==== Source records
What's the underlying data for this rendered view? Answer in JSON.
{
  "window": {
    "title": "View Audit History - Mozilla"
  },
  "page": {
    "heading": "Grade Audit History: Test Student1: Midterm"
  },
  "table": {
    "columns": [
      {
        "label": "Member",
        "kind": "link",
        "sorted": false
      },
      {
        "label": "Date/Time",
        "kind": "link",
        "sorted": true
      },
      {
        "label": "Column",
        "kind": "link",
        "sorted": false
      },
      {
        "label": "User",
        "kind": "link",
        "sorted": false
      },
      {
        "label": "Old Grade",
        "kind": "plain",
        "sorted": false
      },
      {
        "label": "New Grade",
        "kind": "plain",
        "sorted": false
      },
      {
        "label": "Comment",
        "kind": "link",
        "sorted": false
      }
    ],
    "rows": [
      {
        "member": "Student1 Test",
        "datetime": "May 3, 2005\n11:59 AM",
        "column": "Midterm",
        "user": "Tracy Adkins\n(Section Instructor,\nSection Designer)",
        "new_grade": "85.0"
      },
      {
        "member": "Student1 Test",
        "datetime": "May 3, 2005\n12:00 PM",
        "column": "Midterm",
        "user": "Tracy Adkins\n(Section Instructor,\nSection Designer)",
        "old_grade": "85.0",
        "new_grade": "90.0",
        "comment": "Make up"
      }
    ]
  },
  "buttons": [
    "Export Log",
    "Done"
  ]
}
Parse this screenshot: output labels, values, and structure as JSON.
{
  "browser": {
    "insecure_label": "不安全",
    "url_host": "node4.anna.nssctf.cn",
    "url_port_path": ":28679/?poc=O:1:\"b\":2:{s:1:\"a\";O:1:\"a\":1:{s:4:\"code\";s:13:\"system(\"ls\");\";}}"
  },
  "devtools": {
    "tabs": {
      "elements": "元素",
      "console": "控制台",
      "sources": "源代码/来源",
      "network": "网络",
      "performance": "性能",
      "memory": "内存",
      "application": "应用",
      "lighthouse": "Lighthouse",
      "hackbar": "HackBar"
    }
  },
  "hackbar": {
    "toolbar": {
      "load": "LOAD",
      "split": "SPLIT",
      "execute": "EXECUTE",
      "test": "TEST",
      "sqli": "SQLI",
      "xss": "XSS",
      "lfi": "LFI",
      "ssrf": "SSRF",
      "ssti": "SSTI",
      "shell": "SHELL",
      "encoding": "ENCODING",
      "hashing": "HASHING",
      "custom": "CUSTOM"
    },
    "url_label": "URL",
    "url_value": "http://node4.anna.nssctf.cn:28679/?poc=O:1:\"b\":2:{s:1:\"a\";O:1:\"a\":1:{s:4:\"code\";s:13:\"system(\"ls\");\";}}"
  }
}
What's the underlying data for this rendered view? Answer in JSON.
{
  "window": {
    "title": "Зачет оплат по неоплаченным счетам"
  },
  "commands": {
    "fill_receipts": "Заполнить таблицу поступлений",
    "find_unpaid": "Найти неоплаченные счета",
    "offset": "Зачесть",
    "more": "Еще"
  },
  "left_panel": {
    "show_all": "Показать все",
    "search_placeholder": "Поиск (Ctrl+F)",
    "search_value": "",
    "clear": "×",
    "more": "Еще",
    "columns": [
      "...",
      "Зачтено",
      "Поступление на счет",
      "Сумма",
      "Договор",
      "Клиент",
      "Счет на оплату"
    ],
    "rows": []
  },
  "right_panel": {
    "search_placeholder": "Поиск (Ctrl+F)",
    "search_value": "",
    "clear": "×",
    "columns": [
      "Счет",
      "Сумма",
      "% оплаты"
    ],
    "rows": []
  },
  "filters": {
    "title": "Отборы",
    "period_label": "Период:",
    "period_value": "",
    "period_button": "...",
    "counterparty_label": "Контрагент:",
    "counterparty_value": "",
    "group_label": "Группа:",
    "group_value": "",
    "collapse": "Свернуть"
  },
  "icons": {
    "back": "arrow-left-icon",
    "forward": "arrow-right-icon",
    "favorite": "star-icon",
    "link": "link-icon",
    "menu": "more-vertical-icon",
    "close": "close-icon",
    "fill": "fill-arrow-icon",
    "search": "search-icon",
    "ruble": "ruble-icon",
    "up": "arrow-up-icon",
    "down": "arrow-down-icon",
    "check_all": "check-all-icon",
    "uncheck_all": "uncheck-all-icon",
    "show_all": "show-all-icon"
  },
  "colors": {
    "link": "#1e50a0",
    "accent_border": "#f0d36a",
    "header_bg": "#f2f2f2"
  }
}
========
Exercise aim: Reproduce every record above exactly as it appears.

Response to the task:
What's the underlying data for this rendered view? Answer in JSON.
{
  "window": {
    "title": "View Audit History - Mozilla"
  },
  "page": {
    "heading": "Grade Audit History: Test Student1: Midterm"
  },
  "table": {
    "columns": [
      {
        "label": "Member",
        "kind": "link",
        "sorted": false
      },
      {
        "label": "Date/Time",
        "kind": "link",
        "sorted": true
      },
      {
        "label": "Column",
        "kind": "link",
        "sorted": false
      },
      {
        "label": "User",
        "kind": "link",
        "sorted": false
      },
      {
        "label": "Old Grade",
        "kind": "plain",
        "sorted": false
      },
      {
        "label": "New Grade",
        "kind": "plain",
        "sorted": false
      },
      {
        "label": "Comment",
        "kind": "link",
        "sorted": false
      }
    ],
    "rows": [
      {
        "member": "Student1 Test",
        "datetime": "May 3, 2005\n11:59 AM",
        "column": "Midterm",
        "user": "Tracy Adkins\n(Section Instructor,\nSection Designer)",
        "new_grade": "85.0"
      },
      {
        "member": "Student1 Test",
        "datetime": "May 3, 2005\n12:00 PM",
        "column": "Midterm",
        "user": "Tracy Adkins\n(Section Instructor,\nSection Designer)",
        "old_grade": "85.0",
        "new_grade": "90.0",
        "comment": "Make up"
      }
    ]
  },
  "buttons": [
    "Export Log",
    "Done"
  ]
}
Parse this screenshot: output labels, values, and structure as JSON.
{
  "browser": {
    "insecure_label": "不安全",
    "url_host": "node4.anna.nssctf.cn",
    "url_port_path": ":28679/?poc=O:1:\"b\":2:{s:1:\"a\";O:1:\"a\":1:{s:4:\"code\";s:13:\"system(\"ls\");\";}}"
  },
  "devtools": {
    "tabs": {
      "elements": "元素",
      "console": "控制台",
      "sources": "源代码/来源",
      "network": "网络",
      "performance": "性能",
      "memory": "内存",
      "application": "应用",
      "lighthouse": "Lighthouse",
      "hackbar": "HackBar"
    }
  },
  "hackbar": {
    "toolbar": {
      "load": "LOAD",
      "split": "SPLIT",
      "execute": "EXECUTE",
      "test": "TEST",
      "sqli": "SQLI",
      "xss": "XSS",
      "lfi": "LFI",
      "ssrf": "SSRF",
      "ssti": "SSTI",
      "shell": "SHELL",
      "encoding": "ENCODING",
      "hashing": "HASHING",
      "custom": "CUSTOM"
    },
    "url_label": "URL",
    "url_value": "http://node4.anna.nssctf.cn:28679/?poc=O:1:\"b\":2:{s:1:\"a\";O:1:\"a\":1:{s:4:\"code\";s:13:\"system(\"ls\");\";}}"
  }
}
What's the underlying data for this rendered view? Answer in JSON.
{
  "window": {
    "title": "Зачет оплат по неоплаченным счетам"
  },
  "commands": {
    "fill_receipts": "Заполнить таблицу поступлений",
    "find_unpaid": "Найти неоплаченные счета",
    "offset": "Зачесть",
    "more": "Еще"
  },
  "left_panel": {
    "show_all": "Показать все",
    "search_placeholder": "Поиск (Ctrl+F)",
    "search_value": "",
    "clear": "×",
    "more": "Еще",
    "columns": [
      "...",
      "Зачтено",
      "Поступление на счет",
      "Сумма",
      "Договор",
      "Клиент",
      "Счет на оплату"
    ],
    "rows": []
  },
  "right_panel": {
    "search_placeholder": "Поиск (Ctrl+F)",
    "search_value": "",
    "clear": "×",
    "columns": [
      "Счет",
      "Сумма",
      "% оплаты"
    ],
    "rows": []
  },
  "filters": {
    "title": "Отборы",
    "period_label": "Период:",
    "period_value": "",
    "period_button": "...",
    "counterparty_label": "Контрагент:",
    "counterparty_value": "",
    "group_label": "Группа:",
    "group_value": "",
    "collapse": "Свернуть"
  },
  "icons": {
    "back": "arrow-left-icon",
    "forward": "arrow-right-icon",
    "favorite": "star-icon",
    "link": "link-icon",
    "menu": "more-vertical-icon",
    "close": "close-icon",
    "fill": "fill-arrow-icon",
    "search": "search-icon",
    "ruble": "ruble-icon",
    "up": "arrow-up-icon",
    "down": "arrow-down-icon",
    "check_all": "check-all-icon",
    "uncheck_all": "uncheck-all-icon",
    "show_all": "show-all-icon"
  },
  "colors": {
    "link": "#1e50a0",
    "accent_border": "#f0d36a",
    "header_bg": "#f2f2f2"
  }
}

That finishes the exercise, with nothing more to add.